# [ESTRATTO DEL DOCUMENTO]
--

Da lunedì 29 a mercoledì 31 maggio, infatti, si svolgerà proprio a Roma la Mid-Term Conference della Ces, l'appuntamento che - collocandosi esattamente a metà dell'arco temporale dei quattro anni del mandato congressuale del sindacato europeo, avendo la Ces svolto il suo ultimo congresso nel 2015 a Parigi - costituisce l'occasione per una verifica del lavoro fatto, per un confronto sui risultati ottenuti, per la messa a punto dei meccanismi organizzativi e di vita interna, per il lavoro da fare nel biennio che verrà. Per realizzare tutto ciò, oltre quattrocento tra presidenti, segretari generali, dirigenti e delegati di oltre novanta confederazioni sindacali nazionali aderenti alla Ces, si riuniranno negli ultimi tre giorni di maggio al teatro Quirino di Roma.

--

# [PROBLEMA BREVE 1]
Copia fedelmente dal testo sulla conferenza della Ces a Roma la parte che si apre con le parole contenenti "Da lunedì 29" e si chiude con "Quirino di Roma.".

--

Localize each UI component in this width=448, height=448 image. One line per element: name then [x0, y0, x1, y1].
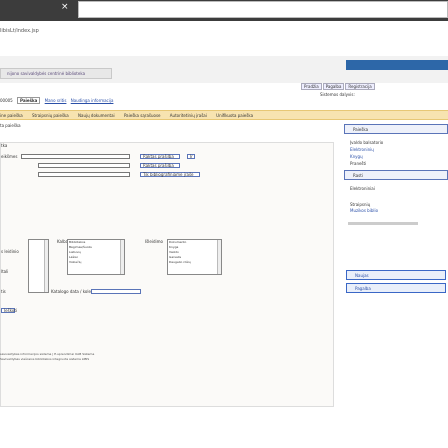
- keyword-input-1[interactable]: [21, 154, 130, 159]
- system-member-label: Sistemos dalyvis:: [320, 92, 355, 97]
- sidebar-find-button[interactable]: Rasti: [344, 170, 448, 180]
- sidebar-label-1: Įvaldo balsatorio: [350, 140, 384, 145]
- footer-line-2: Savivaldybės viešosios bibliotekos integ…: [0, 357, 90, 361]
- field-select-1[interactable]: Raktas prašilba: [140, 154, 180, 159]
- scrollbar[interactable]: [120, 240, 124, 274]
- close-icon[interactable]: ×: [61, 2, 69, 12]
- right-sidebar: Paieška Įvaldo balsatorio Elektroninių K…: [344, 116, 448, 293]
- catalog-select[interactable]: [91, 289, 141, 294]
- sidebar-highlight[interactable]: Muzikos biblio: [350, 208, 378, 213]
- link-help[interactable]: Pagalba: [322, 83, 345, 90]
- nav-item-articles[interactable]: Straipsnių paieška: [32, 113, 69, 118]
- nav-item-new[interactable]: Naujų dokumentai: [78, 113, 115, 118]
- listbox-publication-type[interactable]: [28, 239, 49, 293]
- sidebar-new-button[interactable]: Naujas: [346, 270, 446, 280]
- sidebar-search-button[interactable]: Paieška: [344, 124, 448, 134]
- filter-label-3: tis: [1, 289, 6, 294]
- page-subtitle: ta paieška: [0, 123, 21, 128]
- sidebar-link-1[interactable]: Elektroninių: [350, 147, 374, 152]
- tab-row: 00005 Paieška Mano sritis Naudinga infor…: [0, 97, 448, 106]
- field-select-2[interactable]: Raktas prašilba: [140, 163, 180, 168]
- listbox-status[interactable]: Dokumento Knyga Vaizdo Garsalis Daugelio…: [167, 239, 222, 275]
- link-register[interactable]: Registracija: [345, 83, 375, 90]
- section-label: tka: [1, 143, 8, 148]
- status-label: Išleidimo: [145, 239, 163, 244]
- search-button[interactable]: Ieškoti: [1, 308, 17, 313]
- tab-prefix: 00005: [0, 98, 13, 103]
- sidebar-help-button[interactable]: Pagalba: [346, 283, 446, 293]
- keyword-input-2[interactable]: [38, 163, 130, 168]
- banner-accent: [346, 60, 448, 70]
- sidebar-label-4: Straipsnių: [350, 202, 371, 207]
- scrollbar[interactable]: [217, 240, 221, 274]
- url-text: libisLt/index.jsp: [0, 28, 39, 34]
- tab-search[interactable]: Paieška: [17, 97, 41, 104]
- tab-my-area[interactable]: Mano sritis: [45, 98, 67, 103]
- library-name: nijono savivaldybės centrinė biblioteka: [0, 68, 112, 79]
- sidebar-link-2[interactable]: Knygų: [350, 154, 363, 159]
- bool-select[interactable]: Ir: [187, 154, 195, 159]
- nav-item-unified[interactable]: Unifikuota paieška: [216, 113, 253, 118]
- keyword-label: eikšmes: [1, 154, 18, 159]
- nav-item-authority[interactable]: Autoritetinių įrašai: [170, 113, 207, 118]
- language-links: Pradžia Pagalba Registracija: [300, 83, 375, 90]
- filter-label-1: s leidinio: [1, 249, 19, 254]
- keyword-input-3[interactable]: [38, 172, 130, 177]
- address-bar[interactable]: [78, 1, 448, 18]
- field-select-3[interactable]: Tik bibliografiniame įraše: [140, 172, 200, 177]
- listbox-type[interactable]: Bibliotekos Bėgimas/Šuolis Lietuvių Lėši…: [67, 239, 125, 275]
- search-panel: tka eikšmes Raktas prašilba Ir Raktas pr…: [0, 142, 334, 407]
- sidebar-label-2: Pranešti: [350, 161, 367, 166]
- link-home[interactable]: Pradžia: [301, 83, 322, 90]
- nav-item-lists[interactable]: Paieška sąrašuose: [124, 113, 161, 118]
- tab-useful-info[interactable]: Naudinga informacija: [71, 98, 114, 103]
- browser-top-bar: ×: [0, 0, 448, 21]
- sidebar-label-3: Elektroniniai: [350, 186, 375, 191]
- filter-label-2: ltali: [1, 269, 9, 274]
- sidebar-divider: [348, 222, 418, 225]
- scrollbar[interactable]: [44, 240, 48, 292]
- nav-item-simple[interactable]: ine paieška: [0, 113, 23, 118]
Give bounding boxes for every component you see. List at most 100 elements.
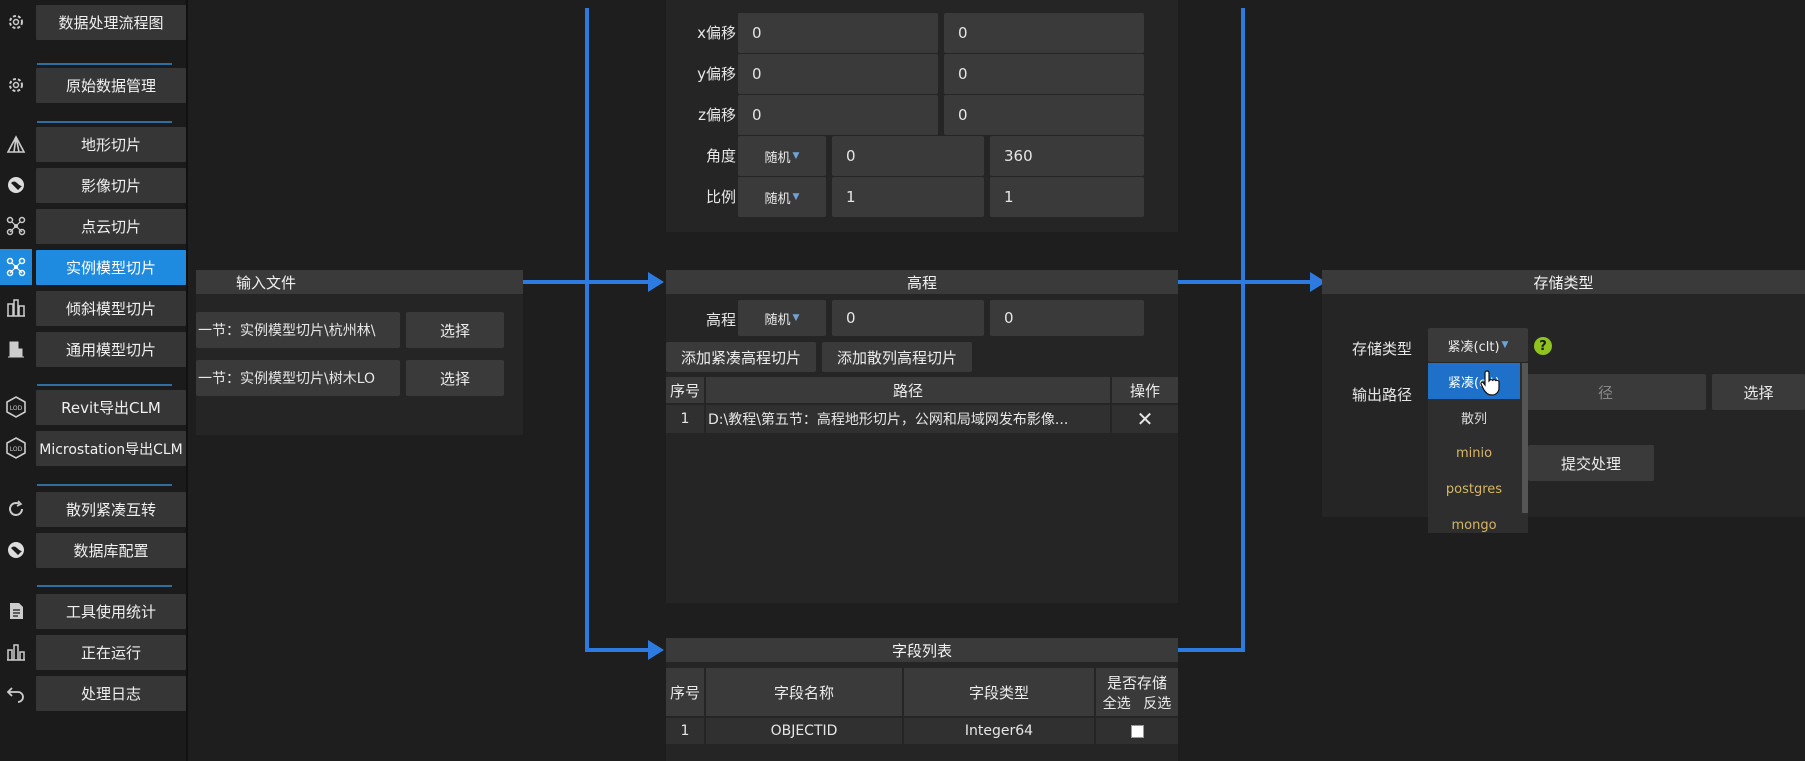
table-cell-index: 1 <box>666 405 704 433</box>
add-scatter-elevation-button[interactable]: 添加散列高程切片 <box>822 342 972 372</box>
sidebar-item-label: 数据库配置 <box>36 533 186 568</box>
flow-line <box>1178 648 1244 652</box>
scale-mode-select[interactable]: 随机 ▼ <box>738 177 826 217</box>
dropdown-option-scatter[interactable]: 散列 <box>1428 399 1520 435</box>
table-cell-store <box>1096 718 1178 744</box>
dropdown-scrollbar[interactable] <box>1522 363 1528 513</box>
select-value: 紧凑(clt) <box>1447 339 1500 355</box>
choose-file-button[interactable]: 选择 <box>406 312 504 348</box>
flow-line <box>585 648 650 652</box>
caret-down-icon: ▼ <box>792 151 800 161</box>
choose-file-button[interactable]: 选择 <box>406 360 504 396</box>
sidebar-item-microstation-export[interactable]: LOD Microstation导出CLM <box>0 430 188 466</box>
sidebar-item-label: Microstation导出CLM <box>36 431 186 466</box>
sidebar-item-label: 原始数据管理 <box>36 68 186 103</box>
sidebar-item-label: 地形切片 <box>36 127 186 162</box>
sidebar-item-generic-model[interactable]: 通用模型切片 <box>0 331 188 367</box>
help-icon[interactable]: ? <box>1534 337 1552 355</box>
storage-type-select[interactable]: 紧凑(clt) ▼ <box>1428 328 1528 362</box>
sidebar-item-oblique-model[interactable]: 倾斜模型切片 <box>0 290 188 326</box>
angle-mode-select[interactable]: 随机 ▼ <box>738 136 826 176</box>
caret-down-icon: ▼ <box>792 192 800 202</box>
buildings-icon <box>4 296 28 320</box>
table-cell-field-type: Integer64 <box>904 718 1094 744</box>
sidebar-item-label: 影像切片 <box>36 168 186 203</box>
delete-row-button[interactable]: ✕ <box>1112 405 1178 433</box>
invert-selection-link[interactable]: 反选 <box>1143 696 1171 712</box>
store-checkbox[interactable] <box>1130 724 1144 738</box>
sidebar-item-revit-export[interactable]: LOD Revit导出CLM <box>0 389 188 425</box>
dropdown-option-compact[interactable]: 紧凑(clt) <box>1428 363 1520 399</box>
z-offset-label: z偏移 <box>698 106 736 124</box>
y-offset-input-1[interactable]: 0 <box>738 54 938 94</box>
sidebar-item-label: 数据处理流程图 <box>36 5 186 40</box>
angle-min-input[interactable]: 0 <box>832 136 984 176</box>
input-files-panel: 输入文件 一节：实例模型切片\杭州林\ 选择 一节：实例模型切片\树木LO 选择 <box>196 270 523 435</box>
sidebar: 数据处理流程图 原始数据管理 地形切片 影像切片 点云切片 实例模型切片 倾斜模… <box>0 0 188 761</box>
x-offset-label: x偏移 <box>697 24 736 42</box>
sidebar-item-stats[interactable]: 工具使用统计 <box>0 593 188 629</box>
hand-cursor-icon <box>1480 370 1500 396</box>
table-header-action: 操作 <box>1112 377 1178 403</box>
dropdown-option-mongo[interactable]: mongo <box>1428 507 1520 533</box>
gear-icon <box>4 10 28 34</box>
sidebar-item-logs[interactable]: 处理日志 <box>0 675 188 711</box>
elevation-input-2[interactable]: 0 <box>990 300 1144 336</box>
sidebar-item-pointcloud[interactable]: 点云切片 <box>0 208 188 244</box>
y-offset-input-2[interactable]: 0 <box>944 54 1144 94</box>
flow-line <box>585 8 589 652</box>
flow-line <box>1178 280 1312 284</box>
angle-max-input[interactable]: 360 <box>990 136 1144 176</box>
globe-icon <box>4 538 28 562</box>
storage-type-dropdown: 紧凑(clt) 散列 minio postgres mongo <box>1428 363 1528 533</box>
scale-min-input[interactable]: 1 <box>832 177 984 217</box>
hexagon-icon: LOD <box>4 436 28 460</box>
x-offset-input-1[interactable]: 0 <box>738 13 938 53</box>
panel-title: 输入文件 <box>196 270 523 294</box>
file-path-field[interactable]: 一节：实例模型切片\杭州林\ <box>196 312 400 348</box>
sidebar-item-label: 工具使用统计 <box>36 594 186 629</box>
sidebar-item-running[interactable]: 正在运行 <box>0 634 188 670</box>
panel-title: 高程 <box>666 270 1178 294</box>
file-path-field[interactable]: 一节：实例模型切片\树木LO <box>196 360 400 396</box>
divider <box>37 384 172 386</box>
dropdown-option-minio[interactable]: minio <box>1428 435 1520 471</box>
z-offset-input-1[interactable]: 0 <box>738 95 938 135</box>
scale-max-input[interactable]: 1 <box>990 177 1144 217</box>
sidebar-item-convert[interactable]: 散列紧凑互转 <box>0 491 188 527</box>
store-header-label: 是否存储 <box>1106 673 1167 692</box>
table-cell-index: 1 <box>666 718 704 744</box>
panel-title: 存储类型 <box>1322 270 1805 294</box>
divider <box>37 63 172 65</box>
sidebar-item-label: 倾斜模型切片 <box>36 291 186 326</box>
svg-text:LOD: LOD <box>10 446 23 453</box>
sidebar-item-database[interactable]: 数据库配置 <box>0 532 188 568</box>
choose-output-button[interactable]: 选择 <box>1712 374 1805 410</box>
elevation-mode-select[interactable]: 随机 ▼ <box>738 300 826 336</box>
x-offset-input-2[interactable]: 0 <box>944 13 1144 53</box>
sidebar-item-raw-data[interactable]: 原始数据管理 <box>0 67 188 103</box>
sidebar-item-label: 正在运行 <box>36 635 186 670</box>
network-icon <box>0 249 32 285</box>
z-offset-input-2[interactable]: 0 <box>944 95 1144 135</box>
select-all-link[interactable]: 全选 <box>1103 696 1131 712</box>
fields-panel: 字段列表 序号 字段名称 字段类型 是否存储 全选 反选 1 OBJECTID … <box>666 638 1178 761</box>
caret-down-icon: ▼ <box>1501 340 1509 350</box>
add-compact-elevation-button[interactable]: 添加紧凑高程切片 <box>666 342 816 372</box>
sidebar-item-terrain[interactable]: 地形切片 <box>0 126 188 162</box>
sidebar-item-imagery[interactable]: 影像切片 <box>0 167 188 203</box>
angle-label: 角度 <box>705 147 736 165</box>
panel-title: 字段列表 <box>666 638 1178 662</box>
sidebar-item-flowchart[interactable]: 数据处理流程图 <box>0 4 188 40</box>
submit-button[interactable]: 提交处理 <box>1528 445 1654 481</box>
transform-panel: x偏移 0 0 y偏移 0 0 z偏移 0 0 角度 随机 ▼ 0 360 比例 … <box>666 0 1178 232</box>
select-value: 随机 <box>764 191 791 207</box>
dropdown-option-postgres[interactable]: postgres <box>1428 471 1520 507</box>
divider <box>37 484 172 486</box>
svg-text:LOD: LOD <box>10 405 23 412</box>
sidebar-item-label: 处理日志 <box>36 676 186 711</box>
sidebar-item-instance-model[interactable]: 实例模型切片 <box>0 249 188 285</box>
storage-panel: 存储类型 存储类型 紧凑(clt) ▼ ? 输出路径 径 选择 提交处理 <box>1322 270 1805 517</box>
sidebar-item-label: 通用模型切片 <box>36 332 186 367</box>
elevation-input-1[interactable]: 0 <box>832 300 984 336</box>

--

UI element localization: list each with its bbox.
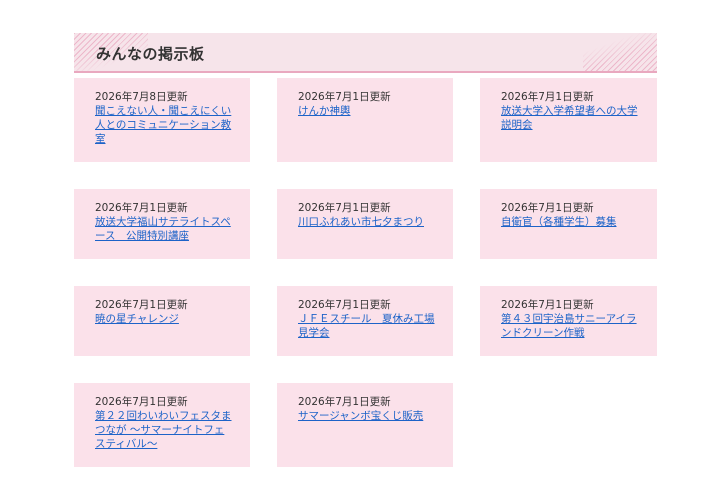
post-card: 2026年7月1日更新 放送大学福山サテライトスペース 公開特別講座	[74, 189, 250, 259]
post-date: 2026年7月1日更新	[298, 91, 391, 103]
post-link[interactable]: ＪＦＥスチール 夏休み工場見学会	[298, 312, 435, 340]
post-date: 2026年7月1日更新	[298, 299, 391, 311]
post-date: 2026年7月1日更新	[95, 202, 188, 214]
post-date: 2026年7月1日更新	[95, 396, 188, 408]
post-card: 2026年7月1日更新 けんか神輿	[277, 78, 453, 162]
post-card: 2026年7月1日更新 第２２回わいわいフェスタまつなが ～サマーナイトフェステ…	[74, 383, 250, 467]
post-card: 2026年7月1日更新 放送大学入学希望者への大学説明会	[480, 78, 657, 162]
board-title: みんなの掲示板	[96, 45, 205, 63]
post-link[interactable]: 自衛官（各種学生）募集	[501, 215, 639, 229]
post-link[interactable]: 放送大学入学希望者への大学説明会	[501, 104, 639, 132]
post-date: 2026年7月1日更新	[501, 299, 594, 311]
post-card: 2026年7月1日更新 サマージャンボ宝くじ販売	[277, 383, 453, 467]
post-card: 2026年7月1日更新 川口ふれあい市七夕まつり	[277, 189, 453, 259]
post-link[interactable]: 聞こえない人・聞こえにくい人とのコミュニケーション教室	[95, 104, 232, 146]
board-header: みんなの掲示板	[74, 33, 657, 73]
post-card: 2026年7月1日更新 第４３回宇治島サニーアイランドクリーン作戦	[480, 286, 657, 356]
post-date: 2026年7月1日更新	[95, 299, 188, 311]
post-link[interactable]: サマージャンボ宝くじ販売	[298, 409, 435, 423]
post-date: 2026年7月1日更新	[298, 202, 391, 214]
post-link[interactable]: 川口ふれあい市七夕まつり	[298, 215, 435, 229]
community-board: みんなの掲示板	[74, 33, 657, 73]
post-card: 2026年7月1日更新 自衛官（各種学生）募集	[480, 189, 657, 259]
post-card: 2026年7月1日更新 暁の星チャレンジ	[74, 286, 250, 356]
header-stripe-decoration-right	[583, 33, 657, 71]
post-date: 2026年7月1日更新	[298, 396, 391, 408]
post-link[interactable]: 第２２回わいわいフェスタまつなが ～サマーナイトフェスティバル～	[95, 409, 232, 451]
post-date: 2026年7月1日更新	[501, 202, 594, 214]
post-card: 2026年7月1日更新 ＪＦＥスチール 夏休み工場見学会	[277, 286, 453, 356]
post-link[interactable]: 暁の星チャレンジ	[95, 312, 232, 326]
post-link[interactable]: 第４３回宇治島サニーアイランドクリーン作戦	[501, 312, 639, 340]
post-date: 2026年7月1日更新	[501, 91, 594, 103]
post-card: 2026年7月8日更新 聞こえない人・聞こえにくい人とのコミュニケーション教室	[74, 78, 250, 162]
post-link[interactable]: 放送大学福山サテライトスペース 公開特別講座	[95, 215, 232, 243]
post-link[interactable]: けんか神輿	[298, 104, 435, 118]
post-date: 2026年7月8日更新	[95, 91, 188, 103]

--

# [PROBLEMA BREVE 2]
Ripeti alla lettera, e soltanto quelle, le righe dei record che vanno dalla riga contenente "post-card: 2026年7月1日更新 放送大学福山サテライトスペース" fino alla riga contenente "78, 453, 162]", entrambe incluse.

# [RISULTATO 1]
Da lunedì 29 a mercoledì 31 maggio, infatti, si svolgerà proprio a Roma la Mid-Term Conference della Ces, l'appuntamento che - collocandosi esattamente a metà dell'arco temporale dei quattro anni del mandato congressuale del sindacato europeo, avendo la Ces svolto il suo ultimo congresso nel 2015 a Parigi - costituisce l'occasione per una verifica del lavoro fatto, per un confronto sui risultati ottenuti, per la messa a punto dei meccanismi organizzativi e di vita interna, per il lavoro da fare nel biennio che verrà. Per realizzare tutto ciò, oltre quattrocento tra presidenti, segretari generali, dirigenti e delegati di oltre novanta confederazioni sindacali nazionali aderenti alla Ces, si riuniranno negli ultimi tre giorni di maggio al teatro Quirino di Roma.

# [RISULTATO 2]
post-card: 2026年7月1日更新 放送大学福山サテライトスペース 公開特別講座	[74, 189, 250, 259]
post-date: 2026年7月1日更新	[298, 91, 391, 103]
post-link[interactable]: ＪＦＥスチール 夏休み工場見学会	[298, 312, 435, 340]
post-date: 2026年7月1日更新	[298, 299, 391, 311]
post-date: 2026年7月1日更新	[95, 202, 188, 214]
post-date: 2026年7月1日更新	[95, 396, 188, 408]
post-card: 2026年7月1日更新 けんか神輿	[277, 78, 453, 162]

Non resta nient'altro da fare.